(Data items)
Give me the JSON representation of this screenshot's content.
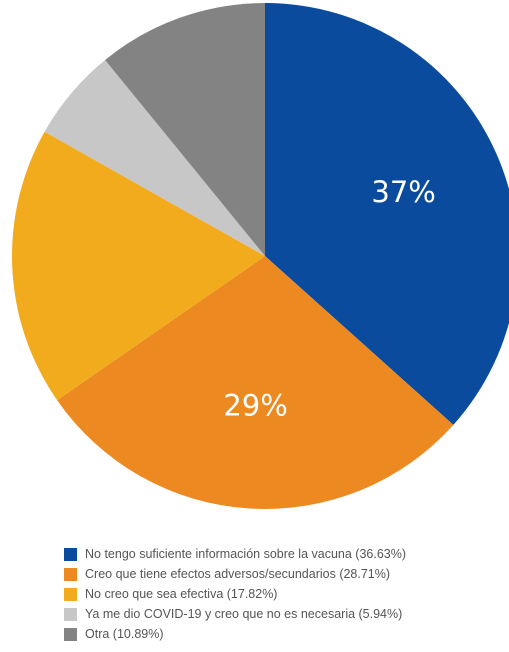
{
  "chart_data": {
    "type": "pie",
    "start_angle_deg": 0,
    "direction": "clockwise",
    "slices": [
      {
        "label": "No tengo suficiente información sobre la vacuna (36.63%)",
        "value": 36.63,
        "color": "#0a4b9e",
        "data_label": "37%"
      },
      {
        "label": "Creo que tiene efectos adversos/secundarios (28.71%)",
        "value": 28.71,
        "color": "#ec8a21",
        "data_label": "29%"
      },
      {
        "label": "No creo que sea efectiva (17.82%)",
        "value": 17.82,
        "color": "#f1ab1d",
        "data_label": ""
      },
      {
        "label": "Ya me dio COVID-19 y creo que no es necesaria (5.94%)",
        "value": 5.94,
        "color": "#c7c7c7",
        "data_label": ""
      },
      {
        "label": "Otra (10.89%)",
        "value": 10.89,
        "color": "#838383",
        "data_label": ""
      }
    ],
    "legend_position": "bottom-left"
  }
}
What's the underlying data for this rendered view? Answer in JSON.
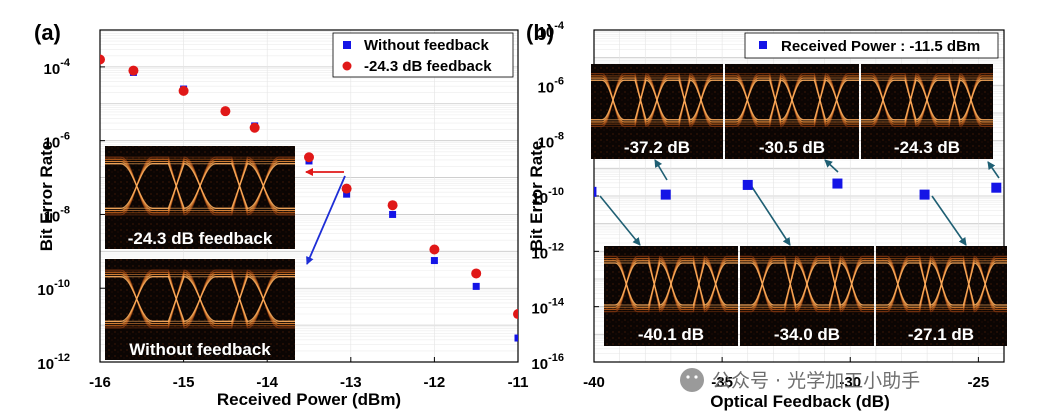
{
  "panels": [
    {
      "label": "(a)",
      "ylabel": "Bit Error Rate",
      "xlabel": "Received Power (dBm)"
    },
    {
      "label": "(b)",
      "ylabel": "Bit Error Rate",
      "xlabel": "Optical Feedback (dB)"
    }
  ],
  "legend_a": [
    "Without feedback",
    "-24.3 dB feedback"
  ],
  "legend_b": [
    "Received Power : -11.5 dBm"
  ],
  "insets_a": [
    {
      "label": "-24.3 dB feedback"
    },
    {
      "label": "Without feedback"
    }
  ],
  "insets_b": [
    {
      "label": "-37.2 dB"
    },
    {
      "label": "-30.5 dB"
    },
    {
      "label": "-24.3 dB"
    },
    {
      "label": "-40.1 dB"
    },
    {
      "label": "-34.0 dB"
    },
    {
      "label": "-27.1 dB"
    }
  ],
  "watermark": "公众号 · 光学加工小助手",
  "colors": {
    "blue": "#1414e6",
    "red": "#e01818",
    "arrow_red": "#e01818",
    "arrow_blue": "#1e2ed6",
    "arrow_teal": "#1f5f73"
  },
  "chart_data": [
    {
      "type": "scatter",
      "title": "(a)",
      "xlabel": "Received Power (dBm)",
      "ylabel": "Bit Error Rate",
      "xlim": [
        -16,
        -11
      ],
      "ylim_log10": [
        -12,
        -3
      ],
      "yscale": "log",
      "x_ticks": [
        "-16",
        "-15",
        "-14",
        "-13",
        "-12",
        "-11"
      ],
      "y_tick_exponents": [
        "-4",
        "-6",
        "-8",
        "-10",
        "-12"
      ],
      "grid": true,
      "legend_position": "top-right",
      "series": [
        {
          "name": "Without feedback",
          "marker": "square",
          "color": "#1414e6",
          "x": [
            -16.0,
            -15.6,
            -15.0,
            -14.5,
            -14.15,
            -13.5,
            -13.05,
            -12.5,
            -12.0,
            -11.5,
            -11.0
          ],
          "log10_ber": [
            -3.8,
            -4.15,
            -4.6,
            -5.2,
            -5.6,
            -6.55,
            -7.45,
            -8.0,
            -9.25,
            -9.95,
            -11.35
          ]
        },
        {
          "name": "-24.3 dB feedback",
          "marker": "circle",
          "color": "#e01818",
          "x": [
            -16.0,
            -15.6,
            -15.0,
            -14.5,
            -14.15,
            -13.5,
            -13.05,
            -12.5,
            -12.0,
            -11.5,
            -11.0
          ],
          "log10_ber": [
            -3.8,
            -4.1,
            -4.65,
            -5.2,
            -5.65,
            -6.45,
            -7.3,
            -7.75,
            -8.95,
            -9.6,
            -10.7
          ]
        }
      ]
    },
    {
      "type": "scatter",
      "title": "(b)",
      "xlabel": "Optical Feedback (dB)",
      "ylabel": "Bit Error Rate",
      "xlim": [
        -40,
        -24
      ],
      "ylim_log10": [
        -16,
        -4
      ],
      "yscale": "log",
      "x_ticks": [
        "-40",
        "-35",
        "-30",
        "-25"
      ],
      "y_tick_exponents": [
        "-4",
        "-6",
        "-8",
        "-10",
        "-12",
        "-14",
        "-16"
      ],
      "grid": true,
      "legend_position": "top-right",
      "series": [
        {
          "name": "Received Power : -11.5 dBm",
          "marker": "square",
          "color": "#1414e6",
          "x": [
            -40.1,
            -37.2,
            -34.0,
            -30.5,
            -27.1,
            -24.3
          ],
          "log10_ber": [
            -9.85,
            -9.95,
            -9.6,
            -9.55,
            -9.95,
            -9.7
          ]
        }
      ]
    }
  ]
}
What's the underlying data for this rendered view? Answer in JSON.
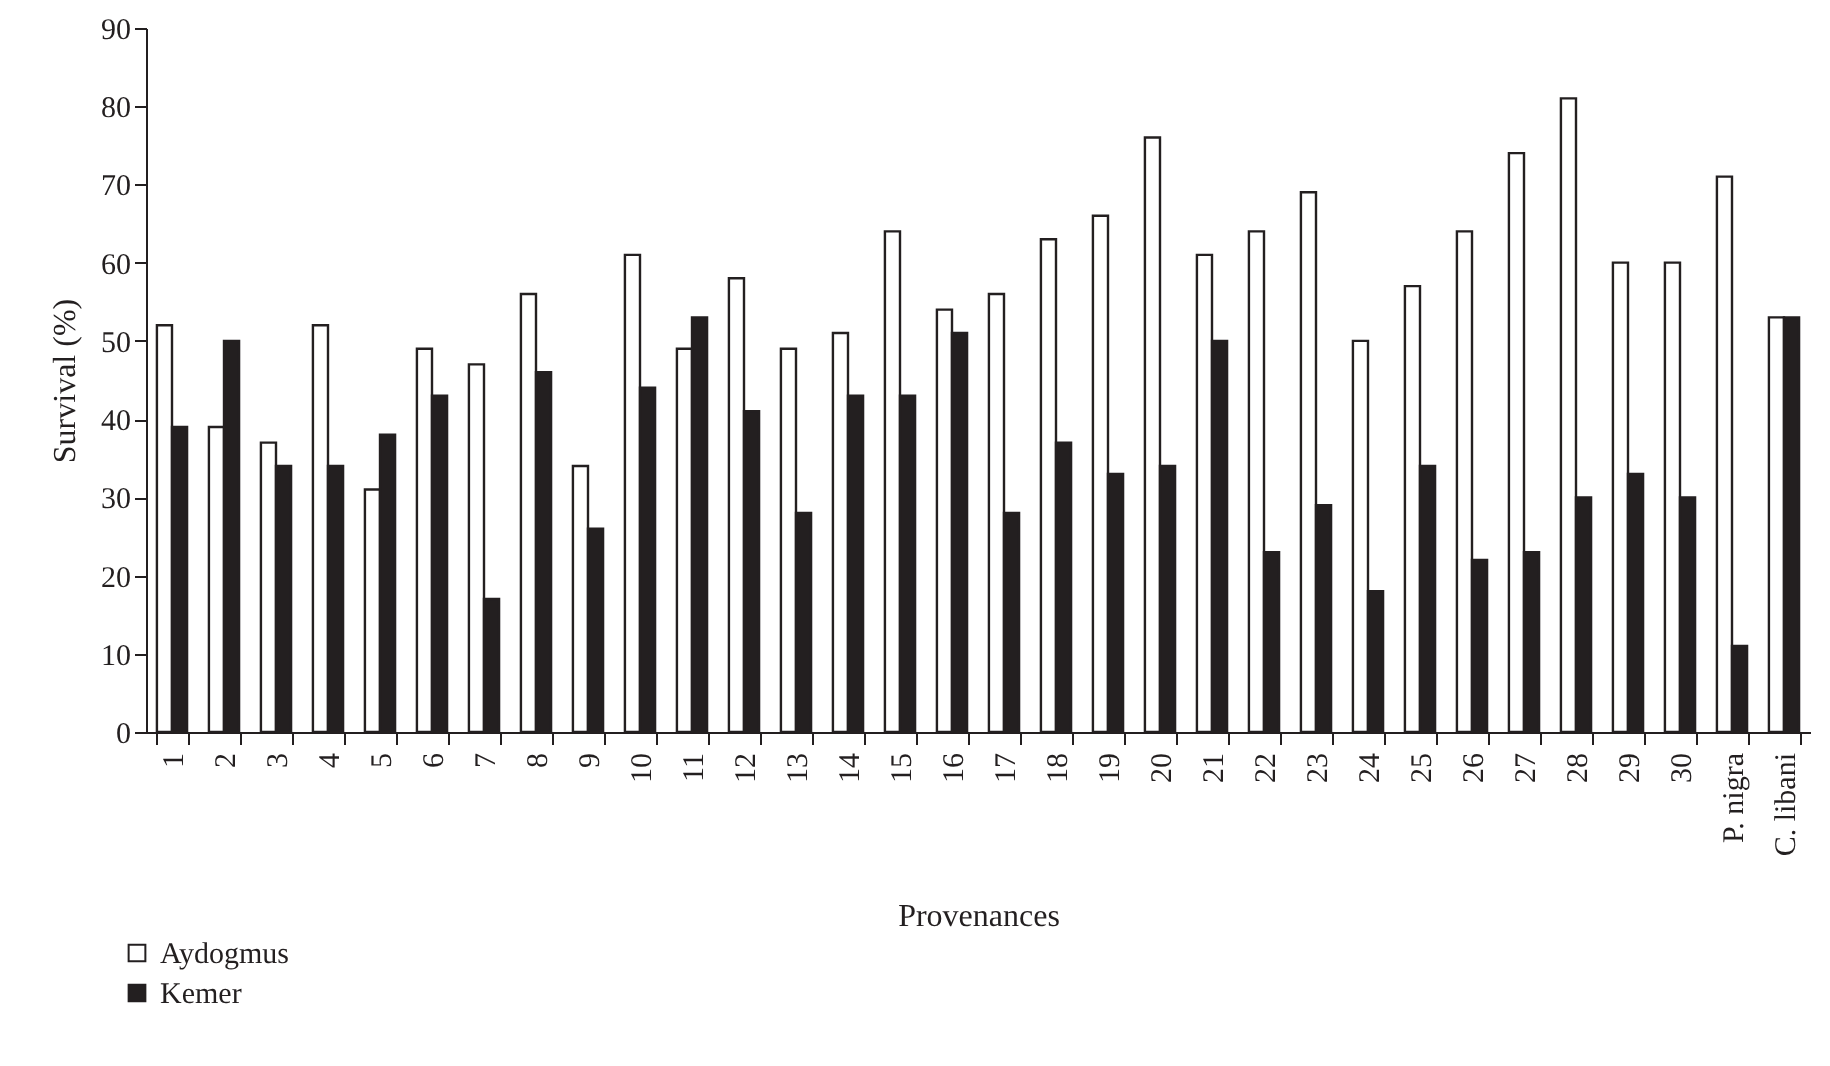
{
  "chart_data": {
    "type": "bar",
    "xlabel": "Provenances",
    "ylabel": "Survival (%)",
    "categories": [
      "1",
      "2",
      "3",
      "4",
      "5",
      "6",
      "7",
      "8",
      "9",
      "10",
      "11",
      "12",
      "13",
      "14",
      "15",
      "16",
      "17",
      "18",
      "19",
      "20",
      "21",
      "22",
      "23",
      "24",
      "25",
      "26",
      "27",
      "28",
      "29",
      "30",
      "P. nigra",
      "C. libani"
    ],
    "series": [
      {
        "name": "Aydogmus",
        "color": "#ffffff",
        "values": [
          52,
          39,
          37,
          52,
          31,
          49,
          47,
          56,
          34,
          61,
          49,
          58,
          49,
          51,
          64,
          54,
          56,
          63,
          66,
          76,
          61,
          64,
          69,
          50,
          57,
          64,
          74,
          81,
          60,
          60,
          71,
          53
        ]
      },
      {
        "name": "Kemer",
        "color": "#231f20",
        "values": [
          39,
          50,
          34,
          34,
          38,
          43,
          17,
          46,
          26,
          44,
          53,
          41,
          28,
          43,
          43,
          51,
          28,
          37,
          33,
          34,
          50,
          23,
          29,
          18,
          34,
          22,
          23,
          30,
          33,
          30,
          11,
          53
        ]
      }
    ],
    "ylim": [
      0,
      90
    ],
    "yticks": [
      0,
      10,
      20,
      30,
      40,
      50,
      60,
      70,
      80,
      90
    ],
    "grid": false,
    "legend": "bottom left"
  }
}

## DO THIS
Return all of the entries word for word, but omit the pictures.

## EXPECTED ANSWER
Give me the JSON representation of this screenshot's content.
{
  "chart_data": {
    "type": "pie",
    "start_angle_deg": 0,
    "direction": "clockwise",
    "slices": [
      {
        "label": "No tengo suficiente información sobre la vacuna (36.63%)",
        "value": 36.63,
        "color": "#0a4b9e",
        "data_label": "37%"
      },
      {
        "label": "Creo que tiene efectos adversos/secundarios (28.71%)",
        "value": 28.71,
        "color": "#ec8a21",
        "data_label": "29%"
      },
      {
        "label": "No creo que sea efectiva (17.82%)",
        "value": 17.82,
        "color": "#f1ab1d",
        "data_label": ""
      },
      {
        "label": "Ya me dio COVID-19 y creo que no es necesaria (5.94%)",
        "value": 5.94,
        "color": "#c7c7c7",
        "data_label": ""
      },
      {
        "label": "Otra (10.89%)",
        "value": 10.89,
        "color": "#838383",
        "data_label": ""
      }
    ],
    "legend_position": "bottom-left"
  }
}
What's the underlying data for this rendered view? Answer in JSON.
{
  "panels": [
    {
      "label": "(a)",
      "ylabel": "Bit Error Rate",
      "xlabel": "Received Power (dBm)"
    },
    {
      "label": "(b)",
      "ylabel": "Bit Error Rate",
      "xlabel": "Optical Feedback (dB)"
    }
  ],
  "legend_a": [
    "Without feedback",
    "-24.3 dB feedback"
  ],
  "legend_b": [
    "Received Power : -11.5 dBm"
  ],
  "insets_a": [
    {
      "label": "-24.3 dB feedback"
    },
    {
      "label": "Without feedback"
    }
  ],
  "insets_b": [
    {
      "label": "-37.2 dB"
    },
    {
      "label": "-30.5 dB"
    },
    {
      "label": "-24.3 dB"
    },
    {
      "label": "-40.1 dB"
    },
    {
      "label": "-34.0 dB"
    },
    {
      "label": "-27.1 dB"
    }
  ],
  "watermark": "公众号 · 光学加工小助手",
  "colors": {
    "blue": "#1414e6",
    "red": "#e01818",
    "arrow_red": "#e01818",
    "arrow_blue": "#1e2ed6",
    "arrow_teal": "#1f5f73"
  },
  "chart_data": [
    {
      "type": "scatter",
      "title": "(a)",
      "xlabel": "Received Power (dBm)",
      "ylabel": "Bit Error Rate",
      "xlim": [
        -16,
        -11
      ],
      "ylim_log10": [
        -12,
        -3
      ],
      "yscale": "log",
      "x_ticks": [
        "-16",
        "-15",
        "-14",
        "-13",
        "-12",
        "-11"
      ],
      "y_tick_exponents": [
        "-4",
        "-6",
        "-8",
        "-10",
        "-12"
      ],
      "grid": true,
      "legend_position": "top-right",
      "series": [
        {
          "name": "Without feedback",
          "marker": "square",
          "color": "#1414e6",
          "x": [
            -16.0,
            -15.6,
            -15.0,
            -14.5,
            -14.15,
            -13.5,
            -13.05,
            -12.5,
            -12.0,
            -11.5,
            -11.0
          ],
          "log10_ber": [
            -3.8,
            -4.15,
            -4.6,
            -5.2,
            -5.6,
            -6.55,
            -7.45,
            -8.0,
            -9.25,
            -9.95,
            -11.35
          ]
        },
        {
          "name": "-24.3 dB feedback",
          "marker": "circle",
          "color": "#e01818",
          "x": [
            -16.0,
            -15.6,
            -15.0,
            -14.5,
            -14.15,
            -13.5,
            -13.05,
            -12.5,
            -12.0,
            -11.5,
            -11.0
          ],
          "log10_ber": [
            -3.8,
            -4.1,
            -4.65,
            -5.2,
            -5.65,
            -6.45,
            -7.3,
            -7.75,
            -8.95,
            -9.6,
            -10.7
          ]
        }
      ]
    },
    {
      "type": "scatter",
      "title": "(b)",
      "xlabel": "Optical Feedback (dB)",
      "ylabel": "Bit Error Rate",
      "xlim": [
        -40,
        -24
      ],
      "ylim_log10": [
        -16,
        -4
      ],
      "yscale": "log",
      "x_ticks": [
        "-40",
        "-35",
        "-30",
        "-25"
      ],
      "y_tick_exponents": [
        "-4",
        "-6",
        "-8",
        "-10",
        "-12",
        "-14",
        "-16"
      ],
      "grid": true,
      "legend_position": "top-right",
      "series": [
        {
          "name": "Received Power : -11.5 dBm",
          "marker": "square",
          "color": "#1414e6",
          "x": [
            -40.1,
            -37.2,
            -34.0,
            -30.5,
            -27.1,
            -24.3
          ],
          "log10_ber": [
            -9.85,
            -9.95,
            -9.6,
            -9.55,
            -9.95,
            -9.7
          ]
        }
      ]
    }
  ]
}
What's the underlying data for this rendered view? Answer in JSON.
{
  "chart_data": {
    "type": "bar",
    "xlabel": "Provenances",
    "ylabel": "Survival (%)",
    "categories": [
      "1",
      "2",
      "3",
      "4",
      "5",
      "6",
      "7",
      "8",
      "9",
      "10",
      "11",
      "12",
      "13",
      "14",
      "15",
      "16",
      "17",
      "18",
      "19",
      "20",
      "21",
      "22",
      "23",
      "24",
      "25",
      "26",
      "27",
      "28",
      "29",
      "30",
      "P. nigra",
      "C. libani"
    ],
    "series": [
      {
        "name": "Aydogmus",
        "color": "#ffffff",
        "values": [
          52,
          39,
          37,
          52,
          31,
          49,
          47,
          56,
          34,
          61,
          49,
          58,
          49,
          51,
          64,
          54,
          56,
          63,
          66,
          76,
          61,
          64,
          69,
          50,
          57,
          64,
          74,
          81,
          60,
          60,
          71,
          53
        ]
      },
      {
        "name": "Kemer",
        "color": "#231f20",
        "values": [
          39,
          50,
          34,
          34,
          38,
          43,
          17,
          46,
          26,
          44,
          53,
          41,
          28,
          43,
          43,
          51,
          28,
          37,
          33,
          34,
          50,
          23,
          29,
          18,
          34,
          22,
          23,
          30,
          33,
          30,
          11,
          53
        ]
      }
    ],
    "ylim": [
      0,
      90
    ],
    "yticks": [
      0,
      10,
      20,
      30,
      40,
      50,
      60,
      70,
      80,
      90
    ],
    "grid": false,
    "legend": "bottom left"
  }
}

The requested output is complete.